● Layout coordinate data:
• • • •

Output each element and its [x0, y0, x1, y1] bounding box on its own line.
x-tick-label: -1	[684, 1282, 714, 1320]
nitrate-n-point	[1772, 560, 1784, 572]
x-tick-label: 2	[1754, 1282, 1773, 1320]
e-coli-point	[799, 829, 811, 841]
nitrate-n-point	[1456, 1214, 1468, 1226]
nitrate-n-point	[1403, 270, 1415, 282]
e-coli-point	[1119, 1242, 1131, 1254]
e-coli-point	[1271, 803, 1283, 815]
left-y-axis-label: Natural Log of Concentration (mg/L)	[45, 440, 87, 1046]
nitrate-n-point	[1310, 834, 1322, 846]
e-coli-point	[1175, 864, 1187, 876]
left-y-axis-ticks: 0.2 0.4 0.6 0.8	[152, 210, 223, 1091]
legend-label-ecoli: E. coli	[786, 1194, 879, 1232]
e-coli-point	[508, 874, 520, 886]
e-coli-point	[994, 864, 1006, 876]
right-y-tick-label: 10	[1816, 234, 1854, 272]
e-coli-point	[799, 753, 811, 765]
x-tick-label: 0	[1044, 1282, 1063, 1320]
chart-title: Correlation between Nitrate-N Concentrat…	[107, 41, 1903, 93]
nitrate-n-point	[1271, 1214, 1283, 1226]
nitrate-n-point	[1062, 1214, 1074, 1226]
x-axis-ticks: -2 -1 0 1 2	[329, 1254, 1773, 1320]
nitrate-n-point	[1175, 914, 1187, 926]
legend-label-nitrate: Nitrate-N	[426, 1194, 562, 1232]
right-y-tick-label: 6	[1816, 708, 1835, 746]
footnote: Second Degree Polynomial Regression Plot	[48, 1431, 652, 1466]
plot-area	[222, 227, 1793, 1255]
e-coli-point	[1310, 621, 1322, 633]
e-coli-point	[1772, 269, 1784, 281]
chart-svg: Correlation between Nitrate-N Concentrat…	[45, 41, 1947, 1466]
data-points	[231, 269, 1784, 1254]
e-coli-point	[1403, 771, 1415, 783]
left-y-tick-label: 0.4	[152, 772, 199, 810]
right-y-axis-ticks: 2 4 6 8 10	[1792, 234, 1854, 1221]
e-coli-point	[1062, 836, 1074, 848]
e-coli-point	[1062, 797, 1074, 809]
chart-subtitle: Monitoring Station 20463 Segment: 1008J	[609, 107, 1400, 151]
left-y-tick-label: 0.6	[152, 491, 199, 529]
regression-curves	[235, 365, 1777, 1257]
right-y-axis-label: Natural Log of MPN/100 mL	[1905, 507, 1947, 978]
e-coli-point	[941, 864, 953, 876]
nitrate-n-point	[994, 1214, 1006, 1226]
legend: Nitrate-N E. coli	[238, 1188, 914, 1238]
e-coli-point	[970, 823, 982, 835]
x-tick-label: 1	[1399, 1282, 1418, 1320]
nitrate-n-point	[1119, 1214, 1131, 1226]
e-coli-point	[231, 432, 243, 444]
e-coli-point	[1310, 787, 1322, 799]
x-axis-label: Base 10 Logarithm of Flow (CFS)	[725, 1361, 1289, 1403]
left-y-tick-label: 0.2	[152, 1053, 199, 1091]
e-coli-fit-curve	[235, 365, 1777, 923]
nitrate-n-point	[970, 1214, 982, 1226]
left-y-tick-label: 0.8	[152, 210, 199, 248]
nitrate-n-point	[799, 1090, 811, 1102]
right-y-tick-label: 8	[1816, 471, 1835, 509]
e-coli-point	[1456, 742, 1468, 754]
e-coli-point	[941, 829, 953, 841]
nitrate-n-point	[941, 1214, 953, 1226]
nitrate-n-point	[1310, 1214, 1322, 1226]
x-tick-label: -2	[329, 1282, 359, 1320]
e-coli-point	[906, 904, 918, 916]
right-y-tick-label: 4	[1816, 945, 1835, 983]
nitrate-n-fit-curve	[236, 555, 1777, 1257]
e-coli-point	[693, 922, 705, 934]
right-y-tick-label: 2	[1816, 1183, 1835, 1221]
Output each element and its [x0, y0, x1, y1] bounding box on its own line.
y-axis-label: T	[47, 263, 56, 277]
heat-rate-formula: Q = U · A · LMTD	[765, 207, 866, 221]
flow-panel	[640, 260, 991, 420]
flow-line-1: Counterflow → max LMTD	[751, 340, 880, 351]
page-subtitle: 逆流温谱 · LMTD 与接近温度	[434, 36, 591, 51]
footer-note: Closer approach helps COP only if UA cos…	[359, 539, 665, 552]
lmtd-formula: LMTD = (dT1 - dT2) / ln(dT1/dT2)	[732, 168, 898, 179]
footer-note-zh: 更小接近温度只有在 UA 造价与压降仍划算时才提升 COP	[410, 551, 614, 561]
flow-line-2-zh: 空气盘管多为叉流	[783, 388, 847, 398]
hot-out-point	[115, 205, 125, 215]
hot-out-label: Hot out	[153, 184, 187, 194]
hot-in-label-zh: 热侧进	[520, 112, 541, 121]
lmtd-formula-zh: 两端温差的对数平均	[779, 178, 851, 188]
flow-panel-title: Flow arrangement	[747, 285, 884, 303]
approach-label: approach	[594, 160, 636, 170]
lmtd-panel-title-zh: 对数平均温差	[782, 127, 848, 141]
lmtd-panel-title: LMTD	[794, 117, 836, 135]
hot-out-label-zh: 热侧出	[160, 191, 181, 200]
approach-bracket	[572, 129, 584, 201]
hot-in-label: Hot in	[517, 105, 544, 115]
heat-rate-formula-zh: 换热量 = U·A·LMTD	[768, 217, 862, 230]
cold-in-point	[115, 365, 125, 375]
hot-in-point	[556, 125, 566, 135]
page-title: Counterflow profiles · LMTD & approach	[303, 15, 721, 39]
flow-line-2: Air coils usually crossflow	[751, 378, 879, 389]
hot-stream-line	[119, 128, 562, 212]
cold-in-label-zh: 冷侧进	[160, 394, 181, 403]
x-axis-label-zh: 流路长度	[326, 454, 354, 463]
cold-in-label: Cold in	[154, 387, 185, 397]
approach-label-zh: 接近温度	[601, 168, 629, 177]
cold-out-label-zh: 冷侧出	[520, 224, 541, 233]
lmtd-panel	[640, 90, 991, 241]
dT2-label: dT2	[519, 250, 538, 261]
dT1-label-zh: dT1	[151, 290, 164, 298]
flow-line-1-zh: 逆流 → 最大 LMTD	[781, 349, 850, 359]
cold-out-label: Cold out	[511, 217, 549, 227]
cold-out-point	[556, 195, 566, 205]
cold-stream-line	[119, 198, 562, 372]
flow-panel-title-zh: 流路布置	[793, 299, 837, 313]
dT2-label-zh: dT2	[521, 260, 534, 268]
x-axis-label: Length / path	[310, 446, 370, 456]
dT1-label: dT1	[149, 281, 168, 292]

• • • •

● Exercise aim:
Copy out the whole listing above word for word, keeping every line and every number as it is.

● Complete output:
Output each element and its [x0, y0, x1, y1] bounding box on its own line.
x-tick-label: -1	[684, 1282, 714, 1320]
nitrate-n-point	[1772, 560, 1784, 572]
x-tick-label: 2	[1754, 1282, 1773, 1320]
e-coli-point	[799, 829, 811, 841]
nitrate-n-point	[1456, 1214, 1468, 1226]
nitrate-n-point	[1403, 270, 1415, 282]
e-coli-point	[1119, 1242, 1131, 1254]
e-coli-point	[1271, 803, 1283, 815]
left-y-axis-label: Natural Log of Concentration (mg/L)	[45, 440, 87, 1046]
nitrate-n-point	[1310, 834, 1322, 846]
e-coli-point	[1175, 864, 1187, 876]
left-y-axis-ticks: 0.2 0.4 0.6 0.8	[152, 210, 223, 1091]
legend-label-ecoli: E. coli	[786, 1194, 879, 1232]
e-coli-point	[508, 874, 520, 886]
e-coli-point	[994, 864, 1006, 876]
right-y-tick-label: 10	[1816, 234, 1854, 272]
e-coli-point	[799, 753, 811, 765]
x-tick-label: 0	[1044, 1282, 1063, 1320]
chart-title: Correlation between Nitrate-N Concentrat…	[107, 41, 1903, 93]
nitrate-n-point	[1271, 1214, 1283, 1226]
nitrate-n-point	[1062, 1214, 1074, 1226]
x-axis-ticks: -2 -1 0 1 2	[329, 1254, 1773, 1320]
nitrate-n-point	[1175, 914, 1187, 926]
legend-label-nitrate: Nitrate-N	[426, 1194, 562, 1232]
right-y-tick-label: 6	[1816, 708, 1835, 746]
footnote: Second Degree Polynomial Regression Plot	[48, 1431, 652, 1466]
plot-area	[222, 227, 1793, 1255]
e-coli-point	[1310, 621, 1322, 633]
e-coli-point	[1772, 269, 1784, 281]
chart-svg: Correlation between Nitrate-N Concentrat…	[45, 41, 1947, 1466]
data-points	[231, 269, 1784, 1254]
e-coli-point	[1403, 771, 1415, 783]
left-y-tick-label: 0.4	[152, 772, 199, 810]
right-y-axis-ticks: 2 4 6 8 10	[1792, 234, 1854, 1221]
e-coli-point	[1062, 836, 1074, 848]
e-coli-point	[1062, 797, 1074, 809]
chart-subtitle: Monitoring Station 20463 Segment: 1008J	[609, 107, 1400, 151]
left-y-tick-label: 0.6	[152, 491, 199, 529]
regression-curves	[235, 365, 1777, 1257]
right-y-axis-label: Natural Log of MPN/100 mL	[1905, 507, 1947, 978]
e-coli-point	[941, 864, 953, 876]
nitrate-n-point	[994, 1214, 1006, 1226]
legend: Nitrate-N E. coli	[238, 1188, 914, 1238]
e-coli-point	[970, 823, 982, 835]
x-tick-label: 1	[1399, 1282, 1418, 1320]
nitrate-n-point	[1119, 1214, 1131, 1226]
e-coli-point	[231, 432, 243, 444]
e-coli-point	[1310, 787, 1322, 799]
x-axis-label: Base 10 Logarithm of Flow (CFS)	[725, 1361, 1289, 1403]
left-y-tick-label: 0.2	[152, 1053, 199, 1091]
e-coli-fit-curve	[235, 365, 1777, 923]
nitrate-n-point	[970, 1214, 982, 1226]
left-y-tick-label: 0.8	[152, 210, 199, 248]
nitrate-n-point	[799, 1090, 811, 1102]
right-y-tick-label: 8	[1816, 471, 1835, 509]
e-coli-point	[1456, 742, 1468, 754]
e-coli-point	[941, 829, 953, 841]
nitrate-n-point	[941, 1214, 953, 1226]
nitrate-n-point	[1310, 1214, 1322, 1226]
x-tick-label: -2	[329, 1282, 359, 1320]
e-coli-point	[906, 904, 918, 916]
right-y-tick-label: 4	[1816, 945, 1835, 983]
nitrate-n-fit-curve	[236, 555, 1777, 1257]
e-coli-point	[693, 922, 705, 934]
right-y-tick-label: 2	[1816, 1183, 1835, 1221]
Output each element and its [x0, y0, x1, y1] bounding box on its own line.
y-axis-label: T	[47, 263, 56, 277]
heat-rate-formula: Q = U · A · LMTD	[765, 207, 866, 221]
flow-panel	[640, 260, 991, 420]
flow-line-1: Counterflow → max LMTD	[751, 340, 880, 351]
page-subtitle: 逆流温谱 · LMTD 与接近温度	[434, 36, 591, 51]
footer-note: Closer approach helps COP only if UA cos…	[359, 539, 665, 552]
lmtd-formula: LMTD = (dT1 - dT2) / ln(dT1/dT2)	[732, 168, 898, 179]
footer-note-zh: 更小接近温度只有在 UA 造价与压降仍划算时才提升 COP	[410, 551, 614, 561]
flow-line-2-zh: 空气盘管多为叉流	[783, 388, 847, 398]
hot-out-point	[115, 205, 125, 215]
hot-out-label: Hot out	[153, 184, 187, 194]
hot-in-label-zh: 热侧进	[520, 112, 541, 121]
lmtd-formula-zh: 两端温差的对数平均	[779, 178, 851, 188]
flow-panel-title: Flow arrangement	[747, 285, 884, 303]
approach-label: approach	[594, 160, 636, 170]
lmtd-panel-title-zh: 对数平均温差	[782, 127, 848, 141]
lmtd-panel-title: LMTD	[794, 117, 836, 135]
hot-out-label-zh: 热侧出	[160, 191, 181, 200]
approach-bracket	[572, 129, 584, 201]
hot-in-label: Hot in	[517, 105, 544, 115]
heat-rate-formula-zh: 换热量 = U·A·LMTD	[768, 217, 862, 230]
cold-in-point	[115, 365, 125, 375]
hot-in-point	[556, 125, 566, 135]
page-title: Counterflow profiles · LMTD & approach	[303, 15, 721, 39]
flow-line-2: Air coils usually crossflow	[751, 378, 879, 389]
hot-stream-line	[119, 128, 562, 212]
cold-in-label-zh: 冷侧进	[160, 394, 181, 403]
x-axis-label-zh: 流路长度	[326, 454, 354, 463]
cold-in-label: Cold in	[154, 387, 185, 397]
approach-label-zh: 接近温度	[601, 168, 629, 177]
cold-out-label-zh: 冷侧出	[520, 224, 541, 233]
lmtd-panel	[640, 90, 991, 241]
dT2-label: dT2	[519, 250, 538, 261]
dT1-label-zh: dT1	[151, 290, 164, 298]
flow-line-1-zh: 逆流 → 最大 LMTD	[781, 349, 850, 359]
cold-out-label: Cold out	[511, 217, 549, 227]
cold-out-point	[556, 195, 566, 205]
cold-stream-line	[119, 198, 562, 372]
flow-panel-title-zh: 流路布置	[793, 299, 837, 313]
dT2-label-zh: dT2	[521, 260, 534, 268]
x-axis-label: Length / path	[310, 446, 370, 456]
dT1-label: dT1	[149, 281, 168, 292]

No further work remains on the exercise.